---------- INFORMATION GIVEN

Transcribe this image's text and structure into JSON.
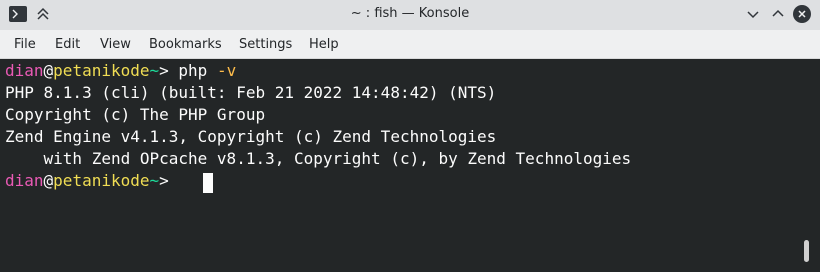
{
  "window": {
    "title": "~ : fish — Konsole"
  },
  "menu": {
    "items": [
      "File",
      "Edit",
      "View",
      "Bookmarks",
      "Settings",
      "Help"
    ]
  },
  "terminal": {
    "prompt1": {
      "user": "dian",
      "at": "@",
      "host": "petanikode",
      "path": "~",
      "symbol": "> ",
      "command": "php",
      "arg": " -v"
    },
    "output": [
      "PHP 8.1.3 (cli) (built: Feb 21 2022 14:48:42) (NTS)",
      "Copyright (c) The PHP Group",
      "Zend Engine v4.1.3, Copyright (c) Zend Technologies",
      "    with Zend OPcache v8.1.3, Copyright (c), by Zend Technologies"
    ],
    "prompt2": {
      "user": "dian",
      "at": "@",
      "host": "petanikode",
      "path": "~",
      "symbol": "> "
    }
  },
  "colors": {
    "terminal_bg": "#232627",
    "user": "#e95ab5",
    "host": "#f0dd54",
    "path": "#1cdc9a",
    "arg": "#fdbc4b",
    "text": "#fcfcfc"
  },
  "icons": {
    "app": "terminal-icon",
    "keep_above": "keep-above-icon",
    "minimize": "minimize-icon",
    "maximize": "maximize-icon",
    "close": "close-icon"
  }
}
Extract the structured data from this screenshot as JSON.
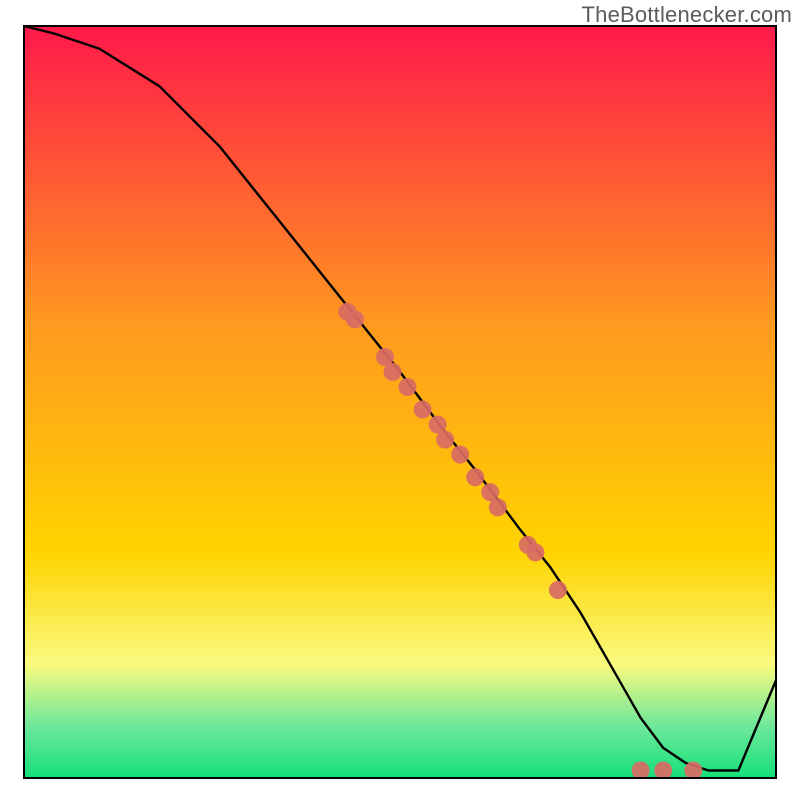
{
  "watermark": "TheBottlenecker.com",
  "chart_data": {
    "type": "line",
    "title": "",
    "xlabel": "",
    "ylabel": "",
    "xlim": [
      0,
      100
    ],
    "ylim": [
      0,
      100
    ],
    "grid": false,
    "background_gradient": {
      "top_color": "#ff1a4a",
      "mid_color": "#ffd400",
      "low_band_color": "#f8f97a",
      "bottom_color": "#15e07a"
    },
    "series": [
      {
        "name": "bottleneck-curve",
        "color": "#000000",
        "x": [
          0,
          4,
          10,
          18,
          26,
          34,
          42,
          50,
          56,
          60,
          66,
          70,
          74,
          78,
          82,
          85,
          88,
          91,
          93,
          95,
          100
        ],
        "y": [
          100,
          99,
          97,
          92,
          84,
          74,
          64,
          54,
          46,
          41,
          33,
          28,
          22,
          15,
          8,
          4,
          2,
          1,
          1,
          1,
          13
        ]
      }
    ],
    "scatter": [
      {
        "name": "gpu-points",
        "color": "#d96b64",
        "radius": 9,
        "points": [
          {
            "x": 43,
            "y": 62
          },
          {
            "x": 44,
            "y": 61
          },
          {
            "x": 48,
            "y": 56
          },
          {
            "x": 49,
            "y": 54
          },
          {
            "x": 51,
            "y": 52
          },
          {
            "x": 53,
            "y": 49
          },
          {
            "x": 55,
            "y": 47
          },
          {
            "x": 56,
            "y": 45
          },
          {
            "x": 58,
            "y": 43
          },
          {
            "x": 60,
            "y": 40
          },
          {
            "x": 62,
            "y": 38
          },
          {
            "x": 63,
            "y": 36
          },
          {
            "x": 67,
            "y": 31
          },
          {
            "x": 68,
            "y": 30
          },
          {
            "x": 71,
            "y": 25
          },
          {
            "x": 82,
            "y": 1
          },
          {
            "x": 85,
            "y": 1
          },
          {
            "x": 89,
            "y": 1
          }
        ]
      }
    ]
  }
}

--------------------

SET EXERCISE | State, as a bare number, how many lines of the listing hold the word "Zend".

OUTPUT FOR THIS TASK | 2